*Exercise directions*. Reproduce all lines of the listing below in which the word "hours" occurs.

===== The records =====

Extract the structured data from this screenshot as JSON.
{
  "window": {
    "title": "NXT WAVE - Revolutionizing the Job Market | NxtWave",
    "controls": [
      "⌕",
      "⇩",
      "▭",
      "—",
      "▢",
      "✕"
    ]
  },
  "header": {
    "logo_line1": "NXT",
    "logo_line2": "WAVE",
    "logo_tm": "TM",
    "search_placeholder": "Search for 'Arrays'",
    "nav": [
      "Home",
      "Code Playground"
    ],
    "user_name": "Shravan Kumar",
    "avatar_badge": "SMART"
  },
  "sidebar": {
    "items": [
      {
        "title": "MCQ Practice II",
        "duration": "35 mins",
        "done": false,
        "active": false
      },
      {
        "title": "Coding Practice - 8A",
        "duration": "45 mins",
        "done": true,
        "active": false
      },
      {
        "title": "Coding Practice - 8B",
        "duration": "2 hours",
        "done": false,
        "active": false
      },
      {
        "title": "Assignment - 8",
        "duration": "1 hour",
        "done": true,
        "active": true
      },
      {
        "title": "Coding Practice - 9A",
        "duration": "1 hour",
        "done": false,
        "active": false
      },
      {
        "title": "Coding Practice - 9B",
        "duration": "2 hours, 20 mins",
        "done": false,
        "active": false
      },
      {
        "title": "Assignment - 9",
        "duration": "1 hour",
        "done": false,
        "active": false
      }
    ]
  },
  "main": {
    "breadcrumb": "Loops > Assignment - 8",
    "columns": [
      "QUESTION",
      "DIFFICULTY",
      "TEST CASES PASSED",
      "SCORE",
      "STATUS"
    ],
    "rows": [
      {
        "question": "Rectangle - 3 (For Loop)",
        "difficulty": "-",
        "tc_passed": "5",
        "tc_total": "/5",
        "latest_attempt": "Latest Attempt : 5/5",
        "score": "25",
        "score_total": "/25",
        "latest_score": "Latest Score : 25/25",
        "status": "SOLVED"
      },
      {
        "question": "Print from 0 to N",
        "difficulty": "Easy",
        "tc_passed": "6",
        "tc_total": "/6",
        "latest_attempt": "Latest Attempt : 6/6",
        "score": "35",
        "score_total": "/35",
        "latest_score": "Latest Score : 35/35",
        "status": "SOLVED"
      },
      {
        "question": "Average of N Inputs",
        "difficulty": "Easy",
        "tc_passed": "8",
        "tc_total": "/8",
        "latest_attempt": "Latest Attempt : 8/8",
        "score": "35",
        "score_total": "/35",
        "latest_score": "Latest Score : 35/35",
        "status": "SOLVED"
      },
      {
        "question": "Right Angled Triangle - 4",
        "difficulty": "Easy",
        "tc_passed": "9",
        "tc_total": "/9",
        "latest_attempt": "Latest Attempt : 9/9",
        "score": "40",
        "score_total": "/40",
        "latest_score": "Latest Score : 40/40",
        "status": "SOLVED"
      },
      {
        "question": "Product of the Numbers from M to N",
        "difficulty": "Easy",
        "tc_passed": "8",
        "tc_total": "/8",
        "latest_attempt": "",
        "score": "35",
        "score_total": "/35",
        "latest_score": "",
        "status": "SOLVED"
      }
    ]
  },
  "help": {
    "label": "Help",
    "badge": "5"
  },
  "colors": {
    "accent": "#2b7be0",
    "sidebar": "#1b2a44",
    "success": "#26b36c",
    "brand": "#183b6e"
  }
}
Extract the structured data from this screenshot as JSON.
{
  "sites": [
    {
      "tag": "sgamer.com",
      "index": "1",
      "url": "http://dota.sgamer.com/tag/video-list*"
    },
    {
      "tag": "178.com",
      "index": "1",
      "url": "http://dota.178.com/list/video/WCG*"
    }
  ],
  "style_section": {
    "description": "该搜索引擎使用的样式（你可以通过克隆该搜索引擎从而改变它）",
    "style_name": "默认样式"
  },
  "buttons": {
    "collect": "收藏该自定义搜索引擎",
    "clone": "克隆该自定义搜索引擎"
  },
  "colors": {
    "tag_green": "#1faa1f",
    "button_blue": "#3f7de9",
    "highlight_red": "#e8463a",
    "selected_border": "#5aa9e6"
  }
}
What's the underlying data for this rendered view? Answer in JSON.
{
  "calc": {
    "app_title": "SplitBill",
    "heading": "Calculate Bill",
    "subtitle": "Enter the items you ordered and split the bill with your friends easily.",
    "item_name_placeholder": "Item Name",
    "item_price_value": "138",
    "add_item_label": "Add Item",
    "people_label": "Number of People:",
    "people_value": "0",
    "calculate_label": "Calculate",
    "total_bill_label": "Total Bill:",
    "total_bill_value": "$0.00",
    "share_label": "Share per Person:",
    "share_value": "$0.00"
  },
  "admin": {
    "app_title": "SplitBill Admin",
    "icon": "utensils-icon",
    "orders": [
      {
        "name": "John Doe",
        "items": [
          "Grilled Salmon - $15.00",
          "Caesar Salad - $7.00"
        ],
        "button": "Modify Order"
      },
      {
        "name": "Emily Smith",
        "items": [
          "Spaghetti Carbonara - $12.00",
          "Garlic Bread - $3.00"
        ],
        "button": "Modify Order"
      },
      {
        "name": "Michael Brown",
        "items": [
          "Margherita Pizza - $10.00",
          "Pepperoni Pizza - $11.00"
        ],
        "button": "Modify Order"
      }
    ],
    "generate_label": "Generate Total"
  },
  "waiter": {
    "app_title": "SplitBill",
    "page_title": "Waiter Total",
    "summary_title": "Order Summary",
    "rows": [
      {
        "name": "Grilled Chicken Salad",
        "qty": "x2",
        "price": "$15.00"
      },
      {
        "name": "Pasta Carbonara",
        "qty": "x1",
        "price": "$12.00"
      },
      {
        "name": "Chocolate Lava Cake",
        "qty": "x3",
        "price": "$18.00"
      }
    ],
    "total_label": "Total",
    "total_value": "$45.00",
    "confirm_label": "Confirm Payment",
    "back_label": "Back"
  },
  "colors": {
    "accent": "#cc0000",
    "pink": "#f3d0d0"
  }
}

=====

*Written answer*.
        "duration": "2 hours",
        "duration": "2 hours, 20 mins",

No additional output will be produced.